§ **PROBLEM TO WORK ON**
Type out all the records word for word. Any pictures are to be left out.

[Dataset entries]

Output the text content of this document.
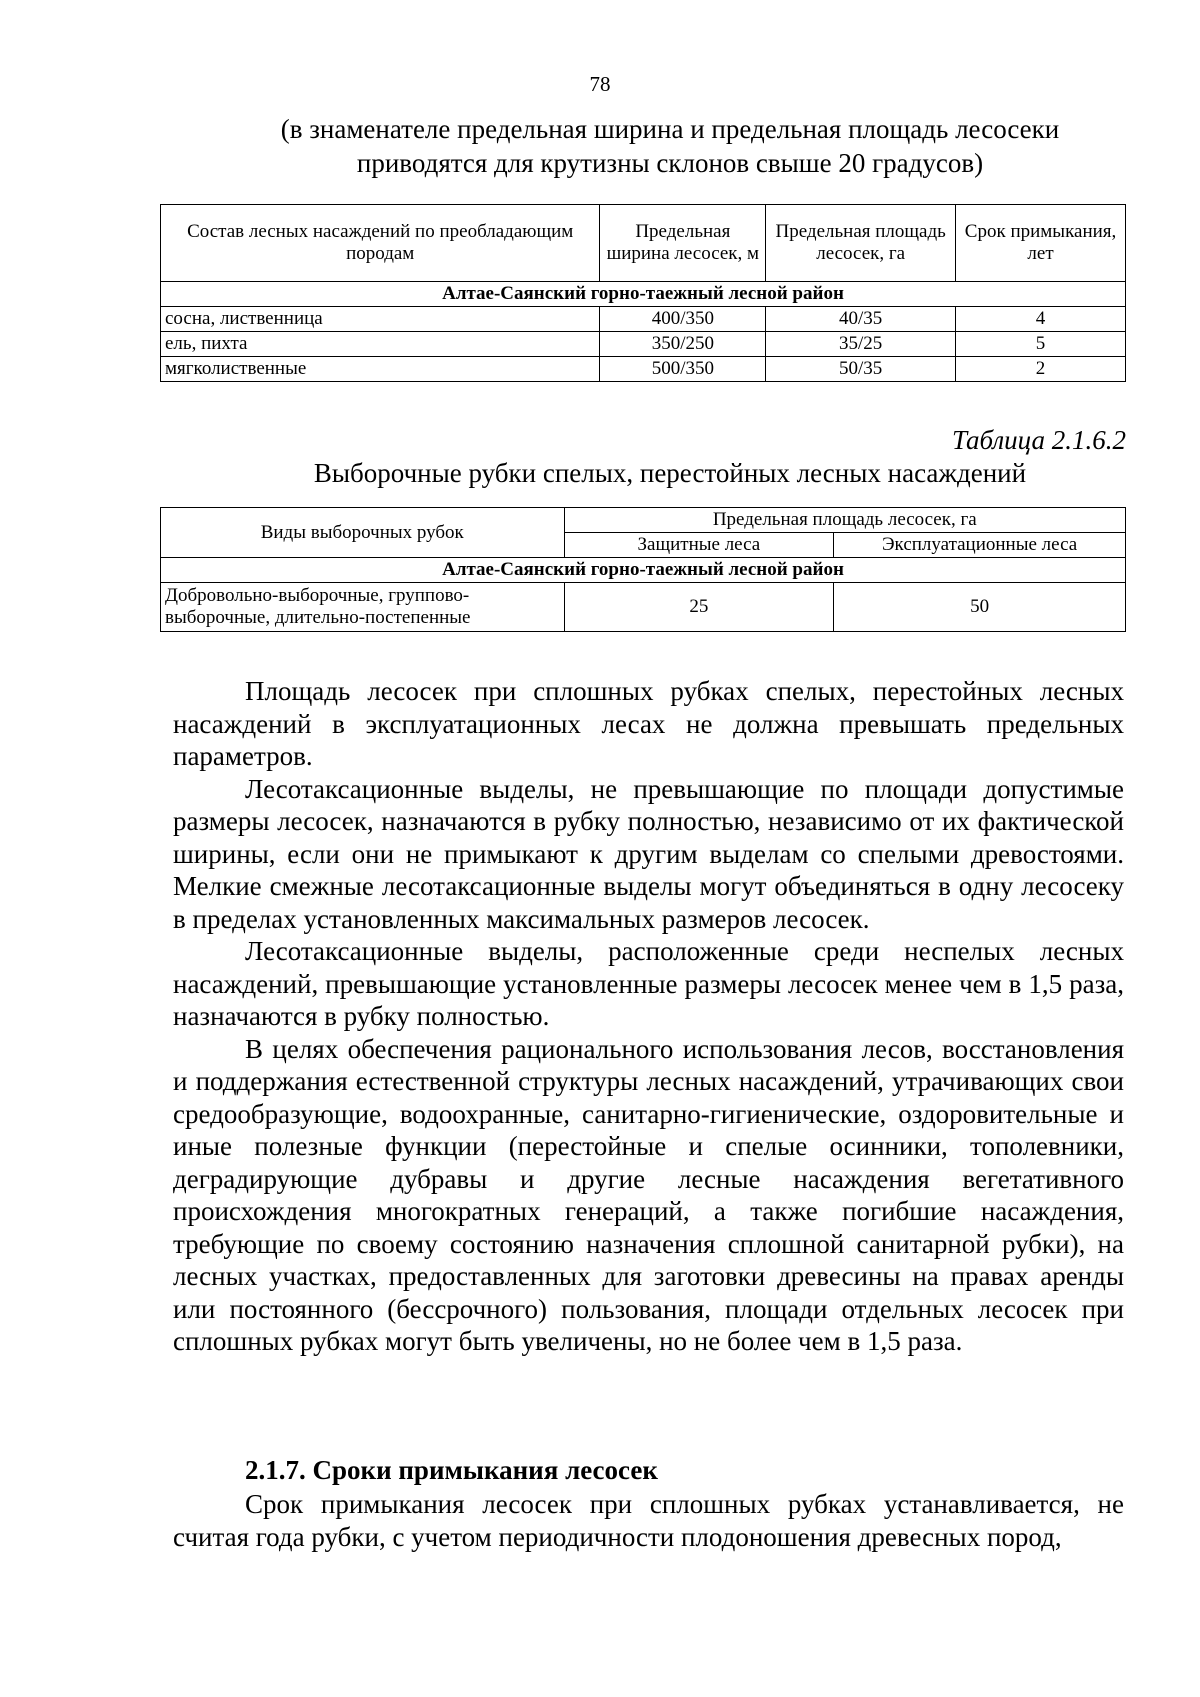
78
(в знаменателе предельная ширина и предельная площадь лесосеки
приводятся для крутизны склонов свыше 20 градусов)
Состав лесных насаждений по преобладающим породам	Предельная ширина лесосек, м	Предельная площадь лесосек, га	Срок примыкания, лет
Алтае-Саянский горно-таежный лесной район			
сосна, лиственница	400/350	40/35	4
ель, пихта	350/250	35/25	5
мягколиственные	500/350	50/35	2
Таблица 2.1.6.2
Выборочные рубки спелых, перестойных лесных насаждений
Виды выборочных рубок	Предельная площадь лесосек, га	
	Защитные леса	Эксплуатационные леса
Алтае-Саянский горно-таежный лесной район		
Добровольно-выборочные, группово-выборочные, длительно-постепенные	25	50

Площадь лесосек при сплошных рубках спелых, перестойных лесных насаждений в эксплуатационных лесах не должна превышать предельных параметров.

Лесотаксационные выделы, не превышающие по площади допустимые размеры лесосек, назначаются в рубку полностью, независимо от их фактической ширины, если они не примыкают к другим выделам со спелыми древостоями. Мелкие смежные лесотаксационные выделы могут объединяться в одну лесосеку в пределах установленных максимальных размеров лесосек.

Лесотаксационные выделы, расположенные среди неспелых лесных насаждений, превышающие установленные размеры лесосек менее чем в 1,5 раза, назначаются в рубку полностью.

В целях обеспечения рационального использования лесов, восстановления и поддержания естественной структуры лесных насаждений, утрачивающих свои средообразующие, водоохранные, санитарно-гигиенические, оздоровительные и иные полезные функции (перестойные и спелые осинники, тополевники, деградирующие дубравы и другие лесные насаждения вегетативного происхождения многократных генераций, а также погибшие насаждения, требующие по своему состоянию назначения сплошной санитарной рубки), на лесных участках, предоставленных для заготовки древесины на правах аренды или постоянного (бессрочного) пользования, площади отдельных лесосек при сплошных рубках могут быть увеличены, но не более чем в 1,5 раза.

2.1.7. Сроки примыкания лесосек

Срок примыкания лесосек при сплошных рубках устанавливается, не считая года рубки, с учетом периодичности плодоношения древесных пород,
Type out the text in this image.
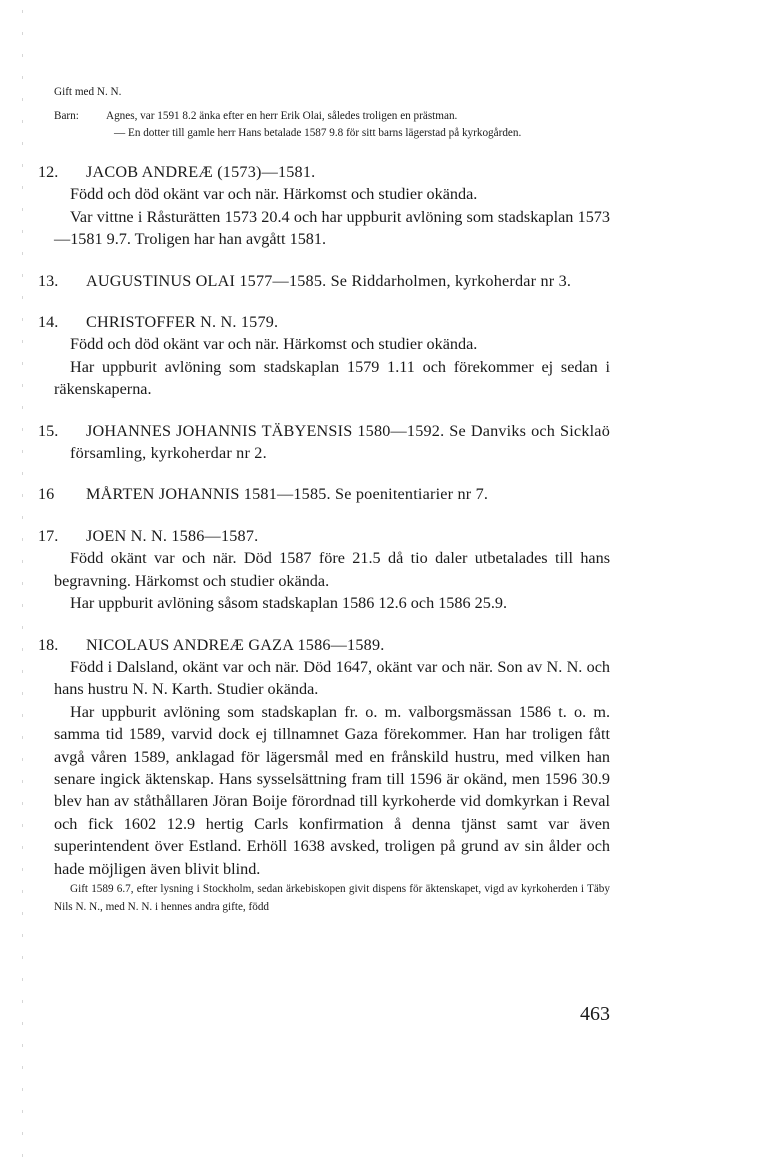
Gift med N. N.

Barn:	Agnes, var 1591 8.2 änka efter en herr Erik Olai, således troligen en prästman.

— En dotter till gamle herr Hans betalade 1587 9.8 för sitt barns lägerstad på kyrkogården.

12. JACOB ANDREÆ (1573)—1581.

Född och död okänt var och när. Härkomst och studier okända.

Var vittne i Råsturätten 1573 20.4 och har uppburit avlöning som stadskaplan 1573—1581 9.7. Troligen har han avgått 1581.

13. AUGUSTINUS OLAI 1577—1585. Se Riddarholmen, kyrkoherdar nr 3.

14. CHRISTOFFER N. N. 1579.

Född och död okänt var och när. Härkomst och studier okända.

Har uppburit avlöning som stadskaplan 1579 1.11 och förekommer ej sedan i räkenskaperna.

15. JOHANNES JOHANNIS TÄBYENSIS 1580—1592. Se Danviks och Sicklaö församling, kyrkoherdar nr 2.

16 MÅRTEN JOHANNIS 1581—1585. Se poenitentiarier nr 7.

17. JOEN N. N. 1586—1587.

Född okänt var och när. Död 1587 före 21.5 då tio daler utbetalades till hans begravning. Härkomst och studier okända.

Har uppburit avlöning såsom stadskaplan 1586 12.6 och 1586 25.9.

18. NICOLAUS ANDREÆ GAZA 1586—1589.

Född i Dalsland, okänt var och när. Död 1647, okänt var och när. Son av N. N. och hans hustru N. N. Karth. Studier okända.

Har uppburit avlöning som stadskaplan fr. o. m. valborgsmässan 1586 t. o. m. samma tid 1589, varvid dock ej tillnamnet Gaza förekommer. Han har troligen fått avgå våren 1589, anklagad för lägersmål med en frånskild hustru, med vilken han senare ingick äktenskap. Hans sysselsättning fram till 1596 är okänd, men 1596 30.9 blev han av ståthållaren Jöran Boije förordnad till kyrkoherde vid domkyrkan i Reval och fick 1602 12.9 hertig Carls konfirmation å denna tjänst samt var även superintendent över Estland. Erhöll 1638 avsked, troligen på grund av sin ålder och hade möjligen även blivit blind.

Gift 1589 6.7, efter lysning i Stockholm, sedan ärkebiskopen givit dispens för äktenskapet, vigd av kyrkoherden i Täby Nils N. N., med N. N. i hennes andra gifte, född

463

§ **EXERCISE SOLUTION**
Output the text content of this document.
78
(в знаменателе предельная ширина и предельная площадь лесосеки
приводятся для крутизны склонов свыше 20 градусов)
Состав лесных насаждений по преобладающим породам	Предельная ширина лесосек, м	Предельная площадь лесосек, га	Срок примыкания, лет
Алтае-Саянский горно-таежный лесной район			
сосна, лиственница	400/350	40/35	4
ель, пихта	350/250	35/25	5
мягколиственные	500/350	50/35	2
Таблица 2.1.6.2
Выборочные рубки спелых, перестойных лесных насаждений
Виды выборочных рубок	Предельная площадь лесосек, га	
	Защитные леса	Эксплуатационные леса
Алтае-Саянский горно-таежный лесной район		
Добровольно-выборочные, группово-выборочные, длительно-постепенные	25	50

Площадь лесосек при сплошных рубках спелых, перестойных лесных насаждений в эксплуатационных лесах не должна превышать предельных параметров.

Лесотаксационные выделы, не превышающие по площади допустимые размеры лесосек, назначаются в рубку полностью, независимо от их фактической ширины, если они не примыкают к другим выделам со спелыми древостоями. Мелкие смежные лесотаксационные выделы могут объединяться в одну лесосеку в пределах установленных максимальных размеров лесосек.

Лесотаксационные выделы, расположенные среди неспелых лесных насаждений, превышающие установленные размеры лесосек менее чем в 1,5 раза, назначаются в рубку полностью.

В целях обеспечения рационального использования лесов, восстановления и поддержания естественной структуры лесных насаждений, утрачивающих свои средообразующие, водоохранные, санитарно-гигиенические, оздоровительные и иные полезные функции (перестойные и спелые осинники, тополевники, деградирующие дубравы и другие лесные насаждения вегетативного происхождения многократных генераций, а также погибшие насаждения, требующие по своему состоянию назначения сплошной санитарной рубки), на лесных участках, предоставленных для заготовки древесины на правах аренды или постоянного (бессрочного) пользования, площади отдельных лесосек при сплошных рубках могут быть увеличены, но не более чем в 1,5 раза.

2.1.7. Сроки примыкания лесосек

Срок примыкания лесосек при сплошных рубках устанавливается, не считая года рубки, с учетом периодичности плодоношения древесных пород,
Type out the text in this image.
Gift med N. N.

Barn:	Agnes, var 1591 8.2 änka efter en herr Erik Olai, således troligen en prästman.

— En dotter till gamle herr Hans betalade 1587 9.8 för sitt barns lägerstad på kyrkogården.

12. JACOB ANDREÆ (1573)—1581.

Född och död okänt var och när. Härkomst och studier okända.

Var vittne i Råsturätten 1573 20.4 och har uppburit avlöning som stadskaplan 1573—1581 9.7. Troligen har han avgått 1581.

13. AUGUSTINUS OLAI 1577—1585. Se Riddarholmen, kyrkoherdar nr 3.

14. CHRISTOFFER N. N. 1579.

Född och död okänt var och när. Härkomst och studier okända.

Har uppburit avlöning som stadskaplan 1579 1.11 och förekommer ej sedan i räkenskaperna.

15. JOHANNES JOHANNIS TÄBYENSIS 1580—1592. Se Danviks och Sicklaö församling, kyrkoherdar nr 2.

16 MÅRTEN JOHANNIS 1581—1585. Se poenitentiarier nr 7.

17. JOEN N. N. 1586—1587.

Född okänt var och när. Död 1587 före 21.5 då tio daler utbetalades till hans begravning. Härkomst och studier okända.

Har uppburit avlöning såsom stadskaplan 1586 12.6 och 1586 25.9.

18. NICOLAUS ANDREÆ GAZA 1586—1589.

Född i Dalsland, okänt var och när. Död 1647, okänt var och när. Son av N. N. och hans hustru N. N. Karth. Studier okända.

Har uppburit avlöning som stadskaplan fr. o. m. valborgsmässan 1586 t. o. m. samma tid 1589, varvid dock ej tillnamnet Gaza förekommer. Han har troligen fått avgå våren 1589, anklagad för lägersmål med en frånskild hustru, med vilken han senare ingick äktenskap. Hans sysselsättning fram till 1596 är okänd, men 1596 30.9 blev han av ståthållaren Jöran Boije förordnad till kyrkoherde vid domkyrkan i Reval och fick 1602 12.9 hertig Carls konfirmation å denna tjänst samt var även superintendent över Estland. Erhöll 1638 avsked, troligen på grund av sin ålder och hade möjligen även blivit blind.

Gift 1589 6.7, efter lysning i Stockholm, sedan ärkebiskopen givit dispens för äktenskapet, vigd av kyrkoherden i Täby Nils N. N., med N. N. i hennes andra gifte, född

463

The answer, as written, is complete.